[start]

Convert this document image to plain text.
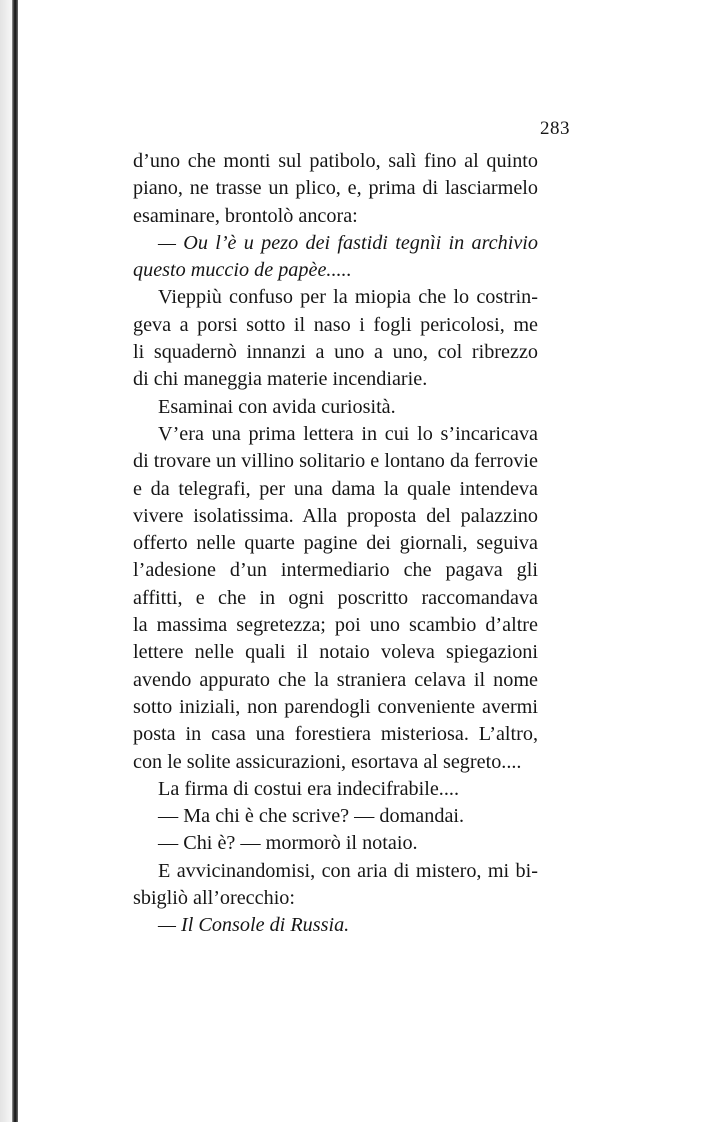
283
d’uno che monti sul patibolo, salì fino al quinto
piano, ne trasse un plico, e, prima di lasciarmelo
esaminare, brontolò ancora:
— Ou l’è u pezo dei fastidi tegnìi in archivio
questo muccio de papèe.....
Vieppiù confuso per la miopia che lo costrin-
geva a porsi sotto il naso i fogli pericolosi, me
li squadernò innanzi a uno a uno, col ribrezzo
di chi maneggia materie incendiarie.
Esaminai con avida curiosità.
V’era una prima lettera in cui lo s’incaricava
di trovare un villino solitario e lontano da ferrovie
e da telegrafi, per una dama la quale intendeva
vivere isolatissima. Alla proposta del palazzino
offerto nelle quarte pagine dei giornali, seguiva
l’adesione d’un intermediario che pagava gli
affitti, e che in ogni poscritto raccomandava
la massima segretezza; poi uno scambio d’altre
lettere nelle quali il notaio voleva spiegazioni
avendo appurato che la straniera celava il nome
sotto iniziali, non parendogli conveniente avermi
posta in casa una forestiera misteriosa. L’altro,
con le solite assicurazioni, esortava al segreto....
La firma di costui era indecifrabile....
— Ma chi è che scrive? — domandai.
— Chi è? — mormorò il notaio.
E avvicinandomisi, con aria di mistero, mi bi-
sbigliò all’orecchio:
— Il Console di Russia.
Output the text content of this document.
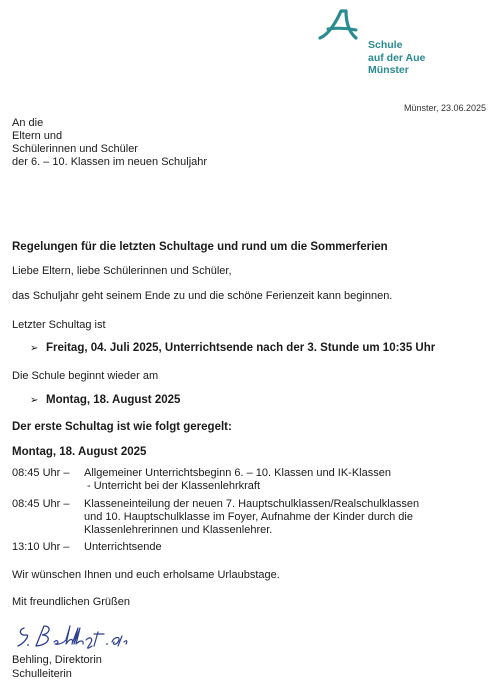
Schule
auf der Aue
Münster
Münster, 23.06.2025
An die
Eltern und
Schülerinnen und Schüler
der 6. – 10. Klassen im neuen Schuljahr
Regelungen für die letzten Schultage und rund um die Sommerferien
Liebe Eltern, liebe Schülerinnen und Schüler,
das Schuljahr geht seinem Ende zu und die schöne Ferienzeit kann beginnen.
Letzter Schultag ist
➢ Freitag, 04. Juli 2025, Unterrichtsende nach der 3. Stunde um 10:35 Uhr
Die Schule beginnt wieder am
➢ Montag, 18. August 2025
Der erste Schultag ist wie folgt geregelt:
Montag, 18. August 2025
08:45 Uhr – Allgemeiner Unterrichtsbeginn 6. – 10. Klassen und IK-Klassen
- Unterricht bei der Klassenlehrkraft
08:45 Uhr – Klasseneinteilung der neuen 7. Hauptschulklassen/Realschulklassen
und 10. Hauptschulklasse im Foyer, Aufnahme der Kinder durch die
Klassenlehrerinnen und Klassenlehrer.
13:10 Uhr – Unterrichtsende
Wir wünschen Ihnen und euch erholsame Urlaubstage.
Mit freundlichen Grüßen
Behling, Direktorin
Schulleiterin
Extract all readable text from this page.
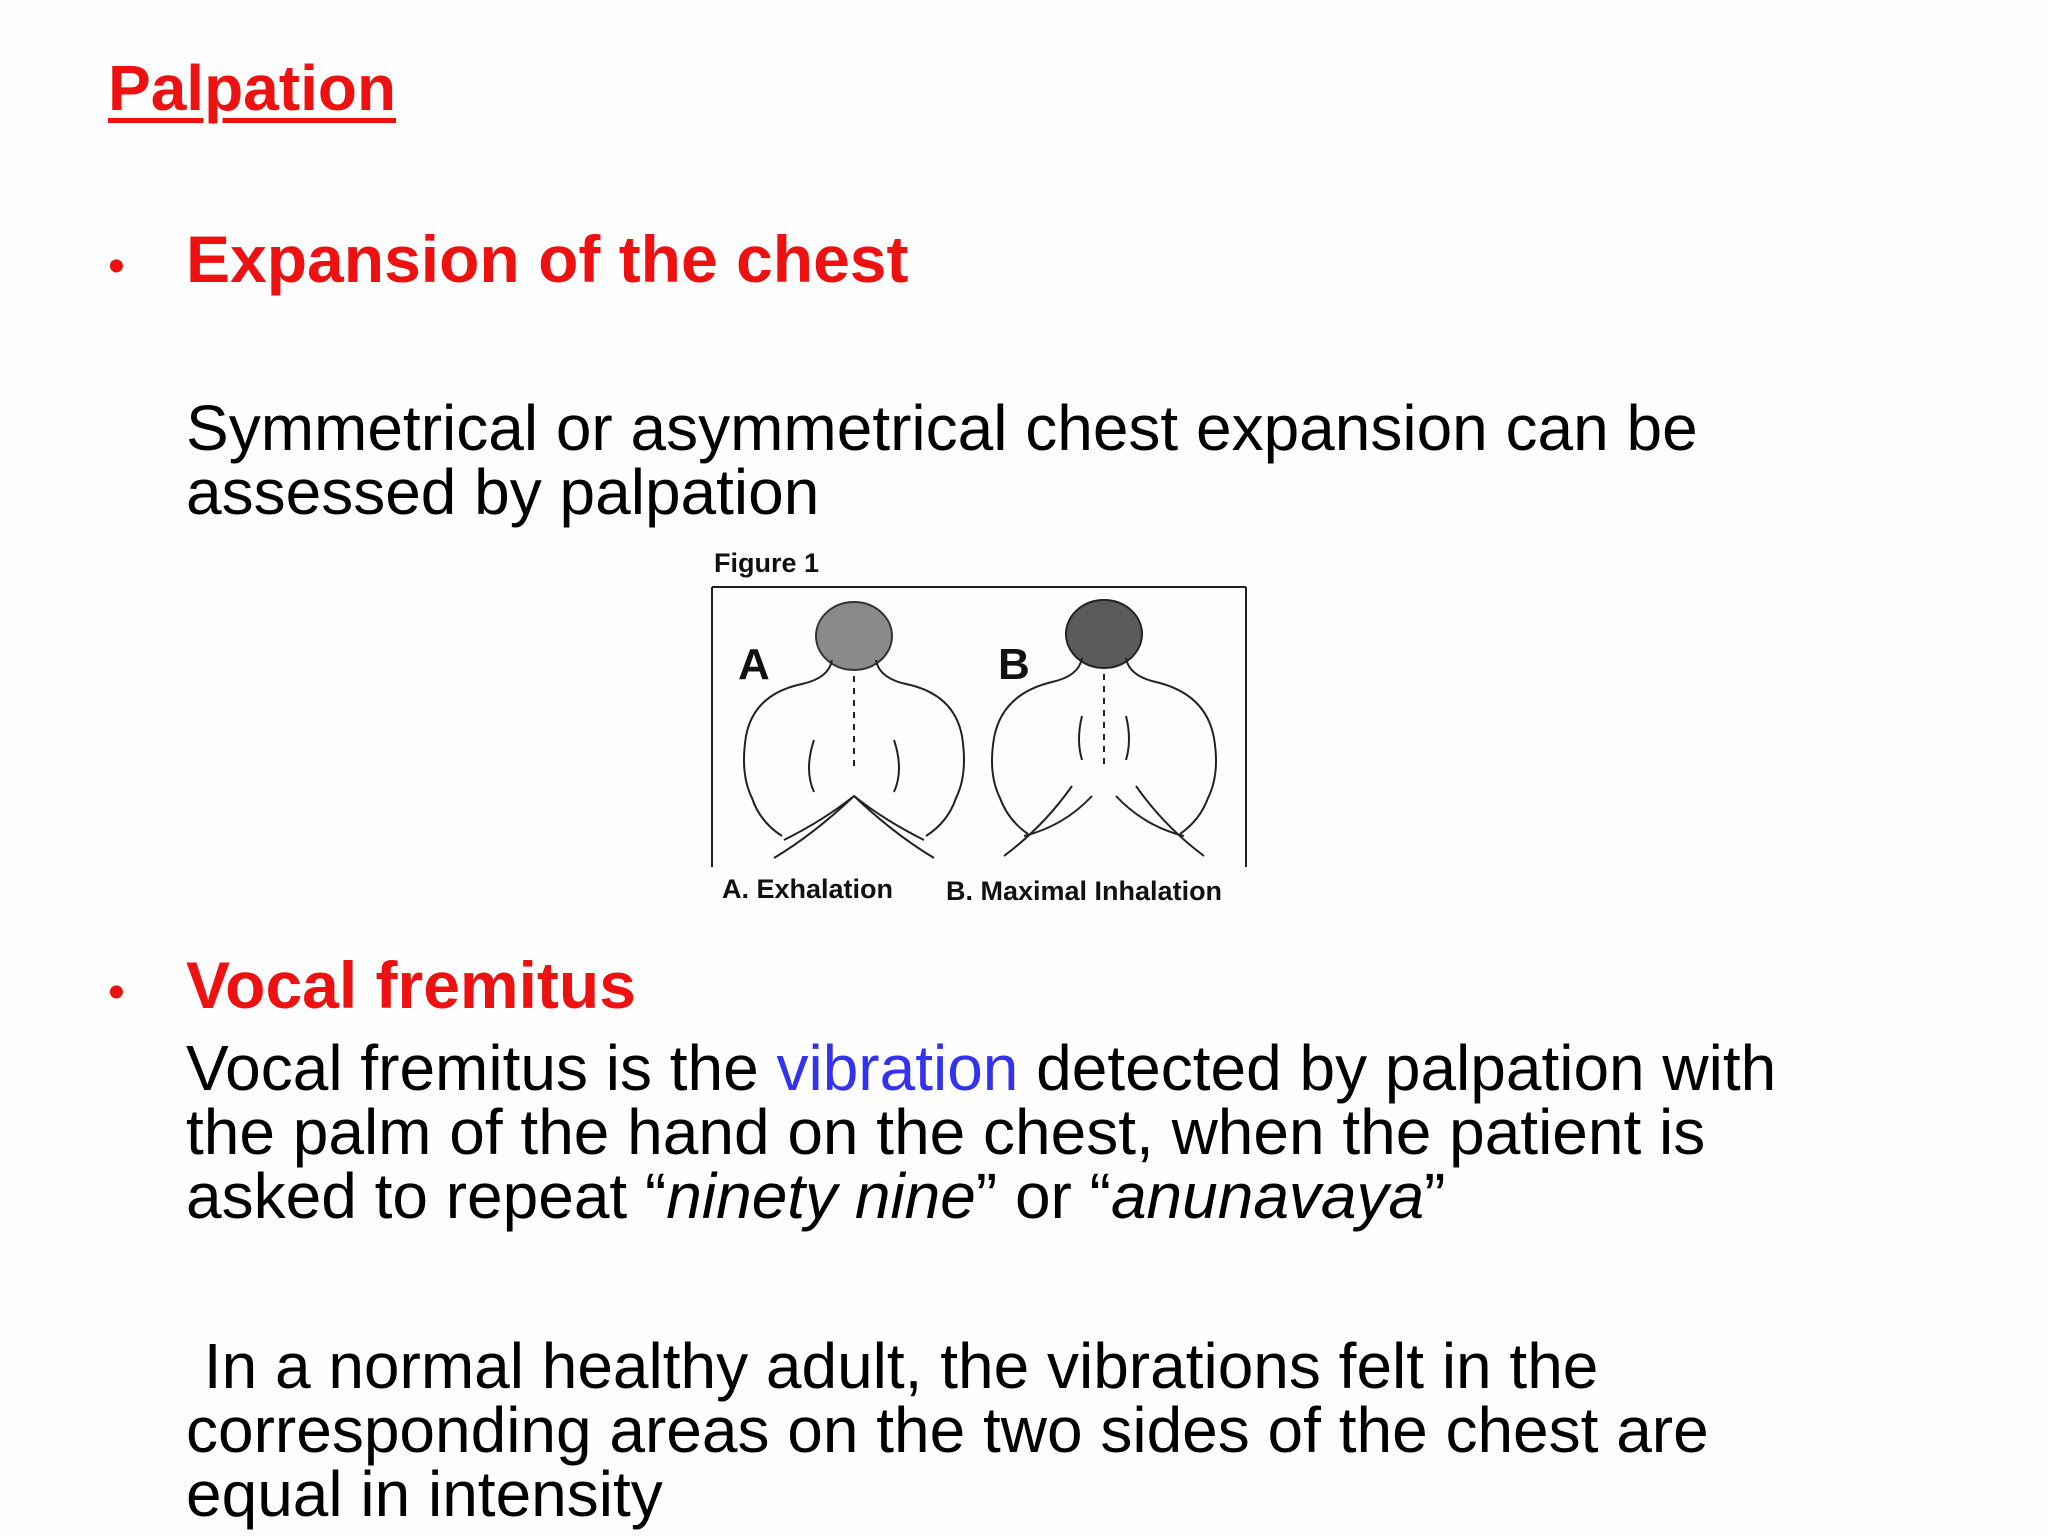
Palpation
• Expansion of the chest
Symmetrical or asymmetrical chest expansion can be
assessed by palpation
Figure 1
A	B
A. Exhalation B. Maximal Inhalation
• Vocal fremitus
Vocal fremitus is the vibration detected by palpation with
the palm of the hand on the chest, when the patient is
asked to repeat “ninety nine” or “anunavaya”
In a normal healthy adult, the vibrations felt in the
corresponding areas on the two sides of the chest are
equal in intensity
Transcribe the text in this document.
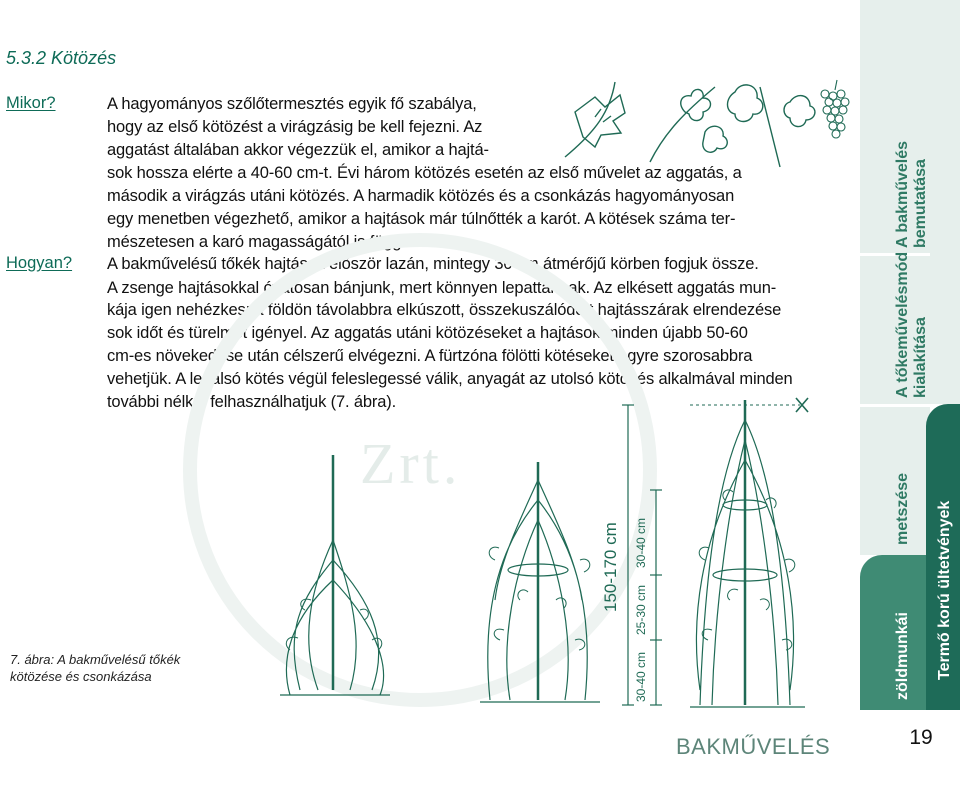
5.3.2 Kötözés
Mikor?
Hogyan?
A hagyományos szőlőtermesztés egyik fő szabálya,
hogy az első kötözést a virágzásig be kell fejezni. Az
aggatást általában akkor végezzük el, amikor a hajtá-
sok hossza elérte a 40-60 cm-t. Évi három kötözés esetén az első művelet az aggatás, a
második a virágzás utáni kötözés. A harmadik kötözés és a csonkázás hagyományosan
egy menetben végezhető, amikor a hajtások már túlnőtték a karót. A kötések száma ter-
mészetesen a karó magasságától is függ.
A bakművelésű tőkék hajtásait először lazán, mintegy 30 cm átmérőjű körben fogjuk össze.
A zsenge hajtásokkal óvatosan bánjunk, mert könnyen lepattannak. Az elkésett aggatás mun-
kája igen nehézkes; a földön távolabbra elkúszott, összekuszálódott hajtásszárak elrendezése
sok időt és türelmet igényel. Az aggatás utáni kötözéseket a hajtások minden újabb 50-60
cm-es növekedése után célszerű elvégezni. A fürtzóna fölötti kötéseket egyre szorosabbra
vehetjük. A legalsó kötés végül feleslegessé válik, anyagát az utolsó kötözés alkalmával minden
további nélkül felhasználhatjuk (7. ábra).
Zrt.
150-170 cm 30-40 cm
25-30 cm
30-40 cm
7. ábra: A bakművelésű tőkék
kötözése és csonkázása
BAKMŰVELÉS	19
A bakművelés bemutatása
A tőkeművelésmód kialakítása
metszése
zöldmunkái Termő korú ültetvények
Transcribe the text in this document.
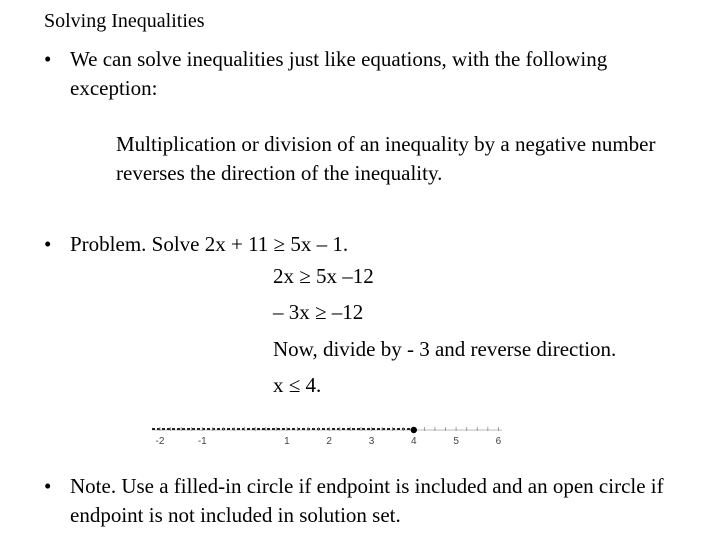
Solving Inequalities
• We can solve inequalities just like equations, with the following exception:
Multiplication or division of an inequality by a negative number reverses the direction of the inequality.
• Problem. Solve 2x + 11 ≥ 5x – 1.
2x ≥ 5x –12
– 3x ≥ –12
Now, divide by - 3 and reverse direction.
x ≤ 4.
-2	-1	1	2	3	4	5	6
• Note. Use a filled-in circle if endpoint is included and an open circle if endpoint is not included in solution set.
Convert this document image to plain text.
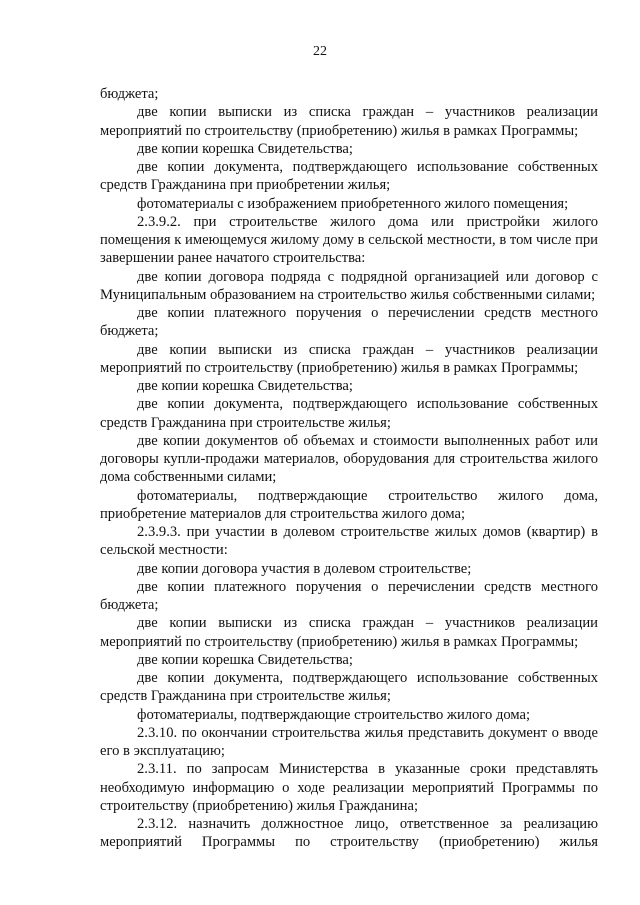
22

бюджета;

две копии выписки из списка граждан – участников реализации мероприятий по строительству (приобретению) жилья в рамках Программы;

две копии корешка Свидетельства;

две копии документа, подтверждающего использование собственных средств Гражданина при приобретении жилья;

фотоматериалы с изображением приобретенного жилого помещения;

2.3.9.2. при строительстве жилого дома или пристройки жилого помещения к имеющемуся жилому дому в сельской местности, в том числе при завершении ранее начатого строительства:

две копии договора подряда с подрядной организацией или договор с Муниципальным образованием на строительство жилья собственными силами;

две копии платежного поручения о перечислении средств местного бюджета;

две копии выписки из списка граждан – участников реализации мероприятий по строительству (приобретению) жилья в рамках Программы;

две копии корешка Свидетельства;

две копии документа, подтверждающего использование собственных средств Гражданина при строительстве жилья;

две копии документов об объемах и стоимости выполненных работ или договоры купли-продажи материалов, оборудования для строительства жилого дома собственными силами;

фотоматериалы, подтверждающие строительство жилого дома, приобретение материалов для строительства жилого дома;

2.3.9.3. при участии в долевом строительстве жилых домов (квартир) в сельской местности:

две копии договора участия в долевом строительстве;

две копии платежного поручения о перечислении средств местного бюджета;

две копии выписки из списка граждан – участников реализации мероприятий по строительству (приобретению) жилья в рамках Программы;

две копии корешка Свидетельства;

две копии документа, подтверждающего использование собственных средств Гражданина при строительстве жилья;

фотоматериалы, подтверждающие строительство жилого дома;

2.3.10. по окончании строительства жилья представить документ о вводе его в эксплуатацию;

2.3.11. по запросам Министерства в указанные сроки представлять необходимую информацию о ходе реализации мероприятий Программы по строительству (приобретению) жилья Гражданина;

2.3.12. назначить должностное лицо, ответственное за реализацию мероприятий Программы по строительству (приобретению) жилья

[end]

• **WHAT YOU SHOULD DO**:
List all lines in the material containing the string "Schülerinnen".

• **TASK RESPONSE**:
Schülerinnen und Schüler
Liebe Eltern, liebe Schülerinnen und Schüler,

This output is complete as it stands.